## [TASK OBJECTIVE]
Write the listing below out again exactly, dropping the images.

>> Start DATASET ENTRIES

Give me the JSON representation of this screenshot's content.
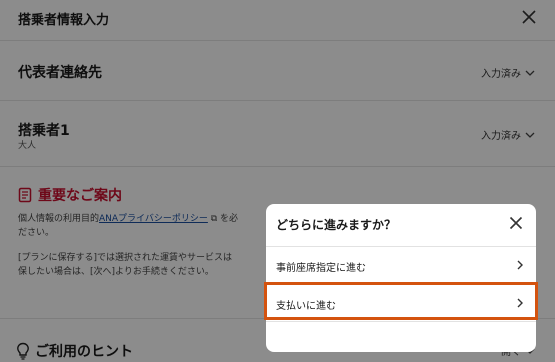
{
  "header": {
    "title": "搭乗者情報入力",
    "close_icon": "close-icon"
  },
  "representative": {
    "title": "代表者連絡先",
    "status": "入力済み"
  },
  "passenger": {
    "title": "搭乗者1",
    "subtitle": "大人",
    "status": "入力済み"
  },
  "notice": {
    "title": "重要なご案内",
    "icon": "document-icon",
    "line1_prefix": "個人情報の利用目的",
    "line1_link": "ANAプライバシーポリシー",
    "line1_suffix": "を必",
    "line2": "ださい。",
    "line3": "[プランに保存する]では選択された運賃やサービスは",
    "line4": "保したい場合は、[次へ]よりお手続きください。"
  },
  "hint": {
    "title": "ご利用のヒント",
    "icon": "lightbulb-icon",
    "toggle": "開く"
  },
  "dialog": {
    "title": "どちらに進みますか？",
    "close_icon": "close-icon",
    "options": [
      {
        "label": "事前座席指定に進む"
      },
      {
        "label": "支払いに進む"
      }
    ]
  },
  "colors": {
    "accent_red": "#c8102e",
    "highlight_orange": "#d4530f",
    "link_blue": "#1b4fa0"
  }
}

>> End DATASET ENTRIES

## [FULL OUTPUT]
Give me the JSON representation of this screenshot's content.
{
  "header": {
    "title": "搭乗者情報入力",
    "close_icon": "close-icon"
  },
  "representative": {
    "title": "代表者連絡先",
    "status": "入力済み"
  },
  "passenger": {
    "title": "搭乗者1",
    "subtitle": "大人",
    "status": "入力済み"
  },
  "notice": {
    "title": "重要なご案内",
    "icon": "document-icon",
    "line1_prefix": "個人情報の利用目的",
    "line1_link": "ANAプライバシーポリシー",
    "line1_suffix": "を必",
    "line2": "ださい。",
    "line3": "[プランに保存する]では選択された運賃やサービスは",
    "line4": "保したい場合は、[次へ]よりお手続きください。"
  },
  "hint": {
    "title": "ご利用のヒント",
    "icon": "lightbulb-icon",
    "toggle": "開く"
  },
  "dialog": {
    "title": "どちらに進みますか？",
    "close_icon": "close-icon",
    "options": [
      {
        "label": "事前座席指定に進む"
      },
      {
        "label": "支払いに進む"
      }
    ]
  },
  "colors": {
    "accent_red": "#c8102e",
    "highlight_orange": "#d4530f",
    "link_blue": "#1b4fa0"
  }
}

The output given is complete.